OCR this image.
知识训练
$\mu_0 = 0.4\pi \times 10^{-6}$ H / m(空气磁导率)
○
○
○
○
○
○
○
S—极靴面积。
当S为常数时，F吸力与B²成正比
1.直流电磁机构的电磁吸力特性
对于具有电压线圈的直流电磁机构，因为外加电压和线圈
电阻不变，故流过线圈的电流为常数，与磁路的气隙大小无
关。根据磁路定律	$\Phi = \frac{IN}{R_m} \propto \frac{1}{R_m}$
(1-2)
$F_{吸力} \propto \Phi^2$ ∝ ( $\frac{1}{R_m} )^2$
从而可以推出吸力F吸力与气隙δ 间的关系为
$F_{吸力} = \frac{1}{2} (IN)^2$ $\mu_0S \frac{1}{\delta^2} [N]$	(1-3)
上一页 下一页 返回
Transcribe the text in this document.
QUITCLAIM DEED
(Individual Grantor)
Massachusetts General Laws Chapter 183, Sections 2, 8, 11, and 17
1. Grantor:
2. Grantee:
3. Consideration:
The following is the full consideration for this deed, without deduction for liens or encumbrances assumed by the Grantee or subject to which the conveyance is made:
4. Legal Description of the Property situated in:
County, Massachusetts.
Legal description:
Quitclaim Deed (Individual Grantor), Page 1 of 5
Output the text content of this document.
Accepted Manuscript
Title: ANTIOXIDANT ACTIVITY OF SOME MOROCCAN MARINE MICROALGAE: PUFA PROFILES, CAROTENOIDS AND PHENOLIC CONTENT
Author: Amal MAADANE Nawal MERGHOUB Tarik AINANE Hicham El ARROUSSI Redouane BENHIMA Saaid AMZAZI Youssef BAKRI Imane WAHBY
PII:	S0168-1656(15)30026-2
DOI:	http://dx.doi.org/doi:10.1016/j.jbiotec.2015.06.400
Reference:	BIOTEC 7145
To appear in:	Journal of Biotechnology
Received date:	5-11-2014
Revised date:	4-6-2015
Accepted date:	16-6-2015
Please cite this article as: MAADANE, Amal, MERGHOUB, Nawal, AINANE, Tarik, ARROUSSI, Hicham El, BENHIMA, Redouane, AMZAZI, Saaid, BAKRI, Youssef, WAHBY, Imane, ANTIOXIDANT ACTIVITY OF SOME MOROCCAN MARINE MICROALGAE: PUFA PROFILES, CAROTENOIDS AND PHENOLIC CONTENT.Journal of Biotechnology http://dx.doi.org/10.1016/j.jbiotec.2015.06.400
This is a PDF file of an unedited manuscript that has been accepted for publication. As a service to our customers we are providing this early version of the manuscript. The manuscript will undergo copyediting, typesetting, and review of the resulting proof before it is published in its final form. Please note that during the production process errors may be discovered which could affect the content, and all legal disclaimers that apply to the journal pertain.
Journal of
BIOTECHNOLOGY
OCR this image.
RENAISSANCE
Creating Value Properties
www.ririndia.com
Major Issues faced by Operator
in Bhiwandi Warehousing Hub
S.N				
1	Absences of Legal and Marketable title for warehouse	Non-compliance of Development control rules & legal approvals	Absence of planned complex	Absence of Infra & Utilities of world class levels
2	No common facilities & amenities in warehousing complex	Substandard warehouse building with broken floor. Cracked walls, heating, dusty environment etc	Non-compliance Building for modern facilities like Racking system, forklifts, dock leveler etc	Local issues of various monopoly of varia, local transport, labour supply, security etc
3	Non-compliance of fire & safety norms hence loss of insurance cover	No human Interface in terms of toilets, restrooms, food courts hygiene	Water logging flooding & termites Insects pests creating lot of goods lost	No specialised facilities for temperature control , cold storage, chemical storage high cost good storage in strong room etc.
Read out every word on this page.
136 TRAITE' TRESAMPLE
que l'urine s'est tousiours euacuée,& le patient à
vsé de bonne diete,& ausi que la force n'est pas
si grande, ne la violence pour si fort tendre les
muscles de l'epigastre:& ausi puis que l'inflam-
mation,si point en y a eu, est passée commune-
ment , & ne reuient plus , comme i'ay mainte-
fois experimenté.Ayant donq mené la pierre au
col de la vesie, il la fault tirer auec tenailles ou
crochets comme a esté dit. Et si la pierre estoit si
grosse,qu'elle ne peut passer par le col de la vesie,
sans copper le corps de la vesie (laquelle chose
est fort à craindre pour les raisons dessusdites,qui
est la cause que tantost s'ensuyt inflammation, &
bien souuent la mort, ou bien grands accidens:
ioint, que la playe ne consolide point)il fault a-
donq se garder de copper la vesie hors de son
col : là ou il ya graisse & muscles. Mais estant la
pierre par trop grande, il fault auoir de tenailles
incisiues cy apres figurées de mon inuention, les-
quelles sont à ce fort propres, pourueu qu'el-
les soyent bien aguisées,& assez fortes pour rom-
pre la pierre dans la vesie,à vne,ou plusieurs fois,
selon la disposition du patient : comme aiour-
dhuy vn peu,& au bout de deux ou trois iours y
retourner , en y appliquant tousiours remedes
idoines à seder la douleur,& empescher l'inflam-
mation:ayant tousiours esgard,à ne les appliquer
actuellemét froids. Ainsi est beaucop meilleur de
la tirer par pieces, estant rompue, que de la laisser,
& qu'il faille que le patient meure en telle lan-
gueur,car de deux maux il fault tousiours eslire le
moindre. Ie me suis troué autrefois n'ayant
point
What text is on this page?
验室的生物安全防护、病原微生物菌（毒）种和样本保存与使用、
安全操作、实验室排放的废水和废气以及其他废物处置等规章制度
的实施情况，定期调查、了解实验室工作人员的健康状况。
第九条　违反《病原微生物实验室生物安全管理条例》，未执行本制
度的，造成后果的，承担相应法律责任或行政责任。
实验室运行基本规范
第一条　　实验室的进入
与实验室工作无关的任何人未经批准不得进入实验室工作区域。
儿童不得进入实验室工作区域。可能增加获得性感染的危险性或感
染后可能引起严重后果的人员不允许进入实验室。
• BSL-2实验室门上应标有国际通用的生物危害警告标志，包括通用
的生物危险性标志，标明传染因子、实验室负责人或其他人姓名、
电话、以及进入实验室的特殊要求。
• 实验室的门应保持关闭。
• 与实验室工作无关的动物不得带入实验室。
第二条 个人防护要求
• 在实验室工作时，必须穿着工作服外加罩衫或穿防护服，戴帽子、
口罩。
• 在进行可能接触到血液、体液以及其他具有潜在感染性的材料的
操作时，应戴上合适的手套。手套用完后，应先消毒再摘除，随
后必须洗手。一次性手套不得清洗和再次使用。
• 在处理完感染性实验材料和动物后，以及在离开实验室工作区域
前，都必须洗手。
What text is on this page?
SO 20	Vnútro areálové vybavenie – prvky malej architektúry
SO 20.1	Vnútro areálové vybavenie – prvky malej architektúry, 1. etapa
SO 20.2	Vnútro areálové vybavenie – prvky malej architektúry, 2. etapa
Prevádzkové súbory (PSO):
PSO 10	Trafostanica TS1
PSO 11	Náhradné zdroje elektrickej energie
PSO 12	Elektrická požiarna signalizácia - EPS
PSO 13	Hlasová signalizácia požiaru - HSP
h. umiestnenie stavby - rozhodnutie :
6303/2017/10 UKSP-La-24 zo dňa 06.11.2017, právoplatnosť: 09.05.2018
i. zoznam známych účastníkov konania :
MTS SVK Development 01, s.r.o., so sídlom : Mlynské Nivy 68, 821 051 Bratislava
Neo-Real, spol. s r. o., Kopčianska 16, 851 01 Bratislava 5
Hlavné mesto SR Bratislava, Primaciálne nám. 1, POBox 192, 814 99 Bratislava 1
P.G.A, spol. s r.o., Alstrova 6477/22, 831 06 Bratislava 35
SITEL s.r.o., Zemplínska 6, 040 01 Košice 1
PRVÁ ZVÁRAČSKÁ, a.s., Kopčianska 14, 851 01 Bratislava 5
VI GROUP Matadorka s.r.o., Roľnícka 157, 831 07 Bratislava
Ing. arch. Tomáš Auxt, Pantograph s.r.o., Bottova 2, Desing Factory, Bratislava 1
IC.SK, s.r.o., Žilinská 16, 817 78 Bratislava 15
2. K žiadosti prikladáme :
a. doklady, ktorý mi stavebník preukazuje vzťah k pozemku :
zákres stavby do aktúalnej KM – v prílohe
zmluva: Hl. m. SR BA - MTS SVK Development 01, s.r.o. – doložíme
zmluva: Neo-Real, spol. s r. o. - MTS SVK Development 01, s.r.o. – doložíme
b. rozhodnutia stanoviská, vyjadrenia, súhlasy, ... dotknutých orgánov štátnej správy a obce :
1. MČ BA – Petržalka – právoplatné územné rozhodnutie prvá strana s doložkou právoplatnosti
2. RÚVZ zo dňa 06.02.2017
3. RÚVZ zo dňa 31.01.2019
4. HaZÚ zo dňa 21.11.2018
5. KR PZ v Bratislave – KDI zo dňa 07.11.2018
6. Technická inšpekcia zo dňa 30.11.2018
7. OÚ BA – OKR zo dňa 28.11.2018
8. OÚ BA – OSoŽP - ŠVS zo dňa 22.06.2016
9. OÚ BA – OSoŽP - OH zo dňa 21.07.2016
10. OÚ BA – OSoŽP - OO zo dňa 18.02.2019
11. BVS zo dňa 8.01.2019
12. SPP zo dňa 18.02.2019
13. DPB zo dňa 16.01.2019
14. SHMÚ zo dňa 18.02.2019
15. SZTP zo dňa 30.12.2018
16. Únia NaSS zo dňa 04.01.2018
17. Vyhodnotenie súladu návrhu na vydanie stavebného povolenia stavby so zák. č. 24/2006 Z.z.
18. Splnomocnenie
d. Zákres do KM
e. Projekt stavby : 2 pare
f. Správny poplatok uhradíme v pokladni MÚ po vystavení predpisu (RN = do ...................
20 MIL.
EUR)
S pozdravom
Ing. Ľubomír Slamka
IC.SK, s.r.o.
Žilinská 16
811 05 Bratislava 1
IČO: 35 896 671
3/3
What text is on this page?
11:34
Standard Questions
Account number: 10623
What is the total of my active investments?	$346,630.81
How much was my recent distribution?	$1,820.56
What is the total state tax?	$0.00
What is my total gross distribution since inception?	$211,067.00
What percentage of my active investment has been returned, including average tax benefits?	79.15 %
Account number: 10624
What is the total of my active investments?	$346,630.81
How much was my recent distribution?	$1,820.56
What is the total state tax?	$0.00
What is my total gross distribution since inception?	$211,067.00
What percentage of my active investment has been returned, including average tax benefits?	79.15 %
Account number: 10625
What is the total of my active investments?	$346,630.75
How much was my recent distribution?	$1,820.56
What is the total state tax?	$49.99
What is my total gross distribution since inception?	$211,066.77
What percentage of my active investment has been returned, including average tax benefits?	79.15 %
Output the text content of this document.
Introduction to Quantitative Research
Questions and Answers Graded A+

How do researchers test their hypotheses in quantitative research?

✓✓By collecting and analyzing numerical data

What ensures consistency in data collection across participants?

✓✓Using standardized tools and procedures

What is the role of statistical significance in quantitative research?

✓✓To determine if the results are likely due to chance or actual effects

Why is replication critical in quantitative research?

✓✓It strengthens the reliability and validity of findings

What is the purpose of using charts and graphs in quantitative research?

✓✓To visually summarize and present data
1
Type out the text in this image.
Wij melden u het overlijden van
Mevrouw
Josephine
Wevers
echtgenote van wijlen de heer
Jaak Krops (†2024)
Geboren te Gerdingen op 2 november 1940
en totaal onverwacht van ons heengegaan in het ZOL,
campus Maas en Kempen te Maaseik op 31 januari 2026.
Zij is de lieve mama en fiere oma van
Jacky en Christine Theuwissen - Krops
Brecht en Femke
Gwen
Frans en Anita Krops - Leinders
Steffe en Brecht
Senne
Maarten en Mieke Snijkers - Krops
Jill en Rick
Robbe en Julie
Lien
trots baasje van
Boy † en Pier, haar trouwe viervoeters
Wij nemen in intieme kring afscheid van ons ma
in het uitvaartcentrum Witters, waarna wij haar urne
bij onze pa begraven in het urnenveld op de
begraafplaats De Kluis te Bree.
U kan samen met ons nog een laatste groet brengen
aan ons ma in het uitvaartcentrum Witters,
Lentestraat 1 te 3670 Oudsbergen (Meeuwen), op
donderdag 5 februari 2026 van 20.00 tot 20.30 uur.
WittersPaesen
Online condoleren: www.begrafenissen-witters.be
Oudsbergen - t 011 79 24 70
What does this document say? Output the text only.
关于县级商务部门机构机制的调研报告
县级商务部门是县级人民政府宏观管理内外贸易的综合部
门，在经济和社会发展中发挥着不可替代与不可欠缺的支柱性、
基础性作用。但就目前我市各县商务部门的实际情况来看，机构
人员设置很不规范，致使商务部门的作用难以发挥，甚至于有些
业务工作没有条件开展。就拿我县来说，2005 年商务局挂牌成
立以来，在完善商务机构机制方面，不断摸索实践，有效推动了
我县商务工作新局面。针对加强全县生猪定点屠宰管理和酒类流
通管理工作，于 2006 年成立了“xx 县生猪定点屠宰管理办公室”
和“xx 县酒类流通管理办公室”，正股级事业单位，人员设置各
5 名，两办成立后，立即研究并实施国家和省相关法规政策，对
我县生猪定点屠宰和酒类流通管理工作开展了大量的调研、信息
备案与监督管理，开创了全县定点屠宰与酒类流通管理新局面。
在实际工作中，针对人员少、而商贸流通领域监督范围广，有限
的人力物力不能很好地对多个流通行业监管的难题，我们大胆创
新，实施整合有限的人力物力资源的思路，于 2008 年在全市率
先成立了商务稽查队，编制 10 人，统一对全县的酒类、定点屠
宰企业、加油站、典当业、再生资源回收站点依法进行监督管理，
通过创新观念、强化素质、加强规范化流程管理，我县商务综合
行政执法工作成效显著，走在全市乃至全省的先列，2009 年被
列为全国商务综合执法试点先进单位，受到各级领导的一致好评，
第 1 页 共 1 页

PROMPT: Every line of the listing that holds "MOROCCAN" should be found and copied.

REPLY TO THE EXERCISE:
Title: ANTIOXIDANT ACTIVITY OF SOME MOROCCAN MARINE MICROALGAE: PUFA PROFILES, CAROTENOIDS AND PHENOLIC CONTENT
Please cite this article as: MAADANE, Amal, MERGHOUB, Nawal, AINANE, Tarik, ARROUSSI, Hicham El, BENHIMA, Redouane, AMZAZI, Saaid, BAKRI, Youssef, WAHBY, Imane, ANTIOXIDANT ACTIVITY OF SOME MOROCCAN MARINE MICROALGAE: PUFA PROFILES, CAROTENOIDS AND PHENOLIC CONTENT.Journal of Biotechnology http://dx.doi.org/10.1016/j.jbiotec.2015.06.400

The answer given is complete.